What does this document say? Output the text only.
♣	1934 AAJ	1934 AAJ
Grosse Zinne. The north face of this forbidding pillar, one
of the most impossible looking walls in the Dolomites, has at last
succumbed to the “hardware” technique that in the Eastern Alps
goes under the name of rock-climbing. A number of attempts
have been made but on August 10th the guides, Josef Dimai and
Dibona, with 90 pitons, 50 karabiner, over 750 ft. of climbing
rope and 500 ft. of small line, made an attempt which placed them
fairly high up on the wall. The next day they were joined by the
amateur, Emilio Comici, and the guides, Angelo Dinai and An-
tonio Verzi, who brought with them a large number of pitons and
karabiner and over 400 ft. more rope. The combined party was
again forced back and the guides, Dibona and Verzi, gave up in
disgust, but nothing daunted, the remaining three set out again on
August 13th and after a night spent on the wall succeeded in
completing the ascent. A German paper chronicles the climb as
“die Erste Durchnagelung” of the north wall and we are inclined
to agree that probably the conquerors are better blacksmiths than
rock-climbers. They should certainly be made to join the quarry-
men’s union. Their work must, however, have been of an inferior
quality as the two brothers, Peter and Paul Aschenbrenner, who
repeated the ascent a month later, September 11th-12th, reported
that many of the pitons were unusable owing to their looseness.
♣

* * *

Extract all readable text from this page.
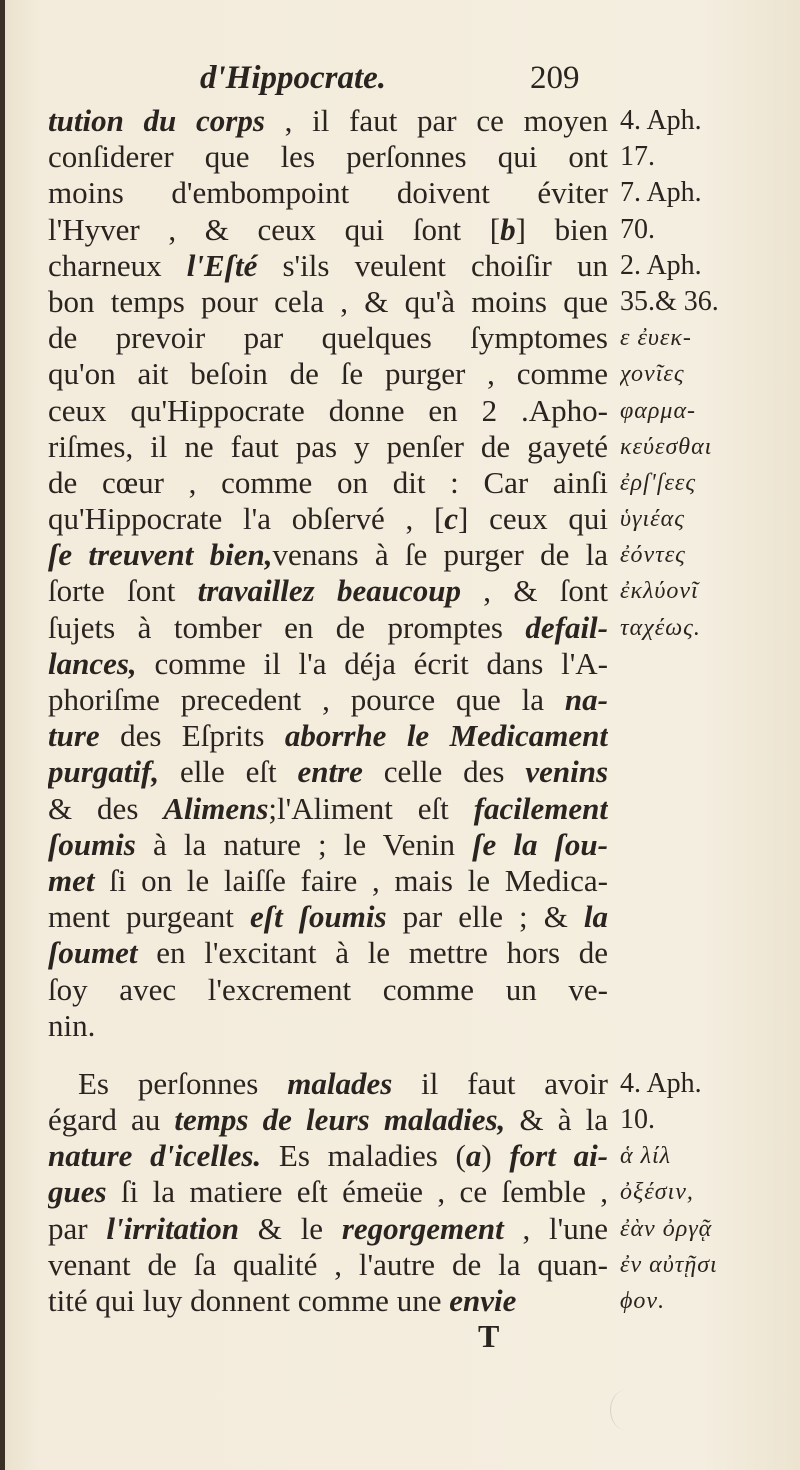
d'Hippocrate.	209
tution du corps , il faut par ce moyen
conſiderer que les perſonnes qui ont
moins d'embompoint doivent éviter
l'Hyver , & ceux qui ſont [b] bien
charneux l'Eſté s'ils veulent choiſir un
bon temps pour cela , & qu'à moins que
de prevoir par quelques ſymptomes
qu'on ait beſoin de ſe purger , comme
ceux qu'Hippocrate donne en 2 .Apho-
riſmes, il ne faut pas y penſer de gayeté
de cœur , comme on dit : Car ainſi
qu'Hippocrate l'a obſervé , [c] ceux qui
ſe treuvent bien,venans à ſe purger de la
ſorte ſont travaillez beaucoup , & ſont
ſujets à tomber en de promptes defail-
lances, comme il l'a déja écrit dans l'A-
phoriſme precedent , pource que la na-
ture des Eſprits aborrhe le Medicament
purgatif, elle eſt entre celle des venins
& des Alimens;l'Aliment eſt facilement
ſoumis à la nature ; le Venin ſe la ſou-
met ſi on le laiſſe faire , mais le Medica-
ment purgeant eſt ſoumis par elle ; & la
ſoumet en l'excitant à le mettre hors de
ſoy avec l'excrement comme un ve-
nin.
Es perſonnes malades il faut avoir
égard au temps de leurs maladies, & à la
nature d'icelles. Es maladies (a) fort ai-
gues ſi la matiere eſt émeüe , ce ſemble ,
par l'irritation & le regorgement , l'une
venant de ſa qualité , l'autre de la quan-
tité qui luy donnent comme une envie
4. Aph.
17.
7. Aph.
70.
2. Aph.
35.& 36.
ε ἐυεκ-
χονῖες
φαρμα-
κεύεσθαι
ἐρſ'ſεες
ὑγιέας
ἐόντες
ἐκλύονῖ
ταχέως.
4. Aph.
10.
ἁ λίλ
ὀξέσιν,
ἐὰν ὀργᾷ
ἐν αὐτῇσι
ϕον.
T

**CHALLENGE:**
Choose all lines containing the string "ſont" and copy them out.

**ANSWER TO THIS TASK:**
l'Hyver , & ceux qui ſont [b] bien
ſorte ſont travaillez beaucoup , & ſont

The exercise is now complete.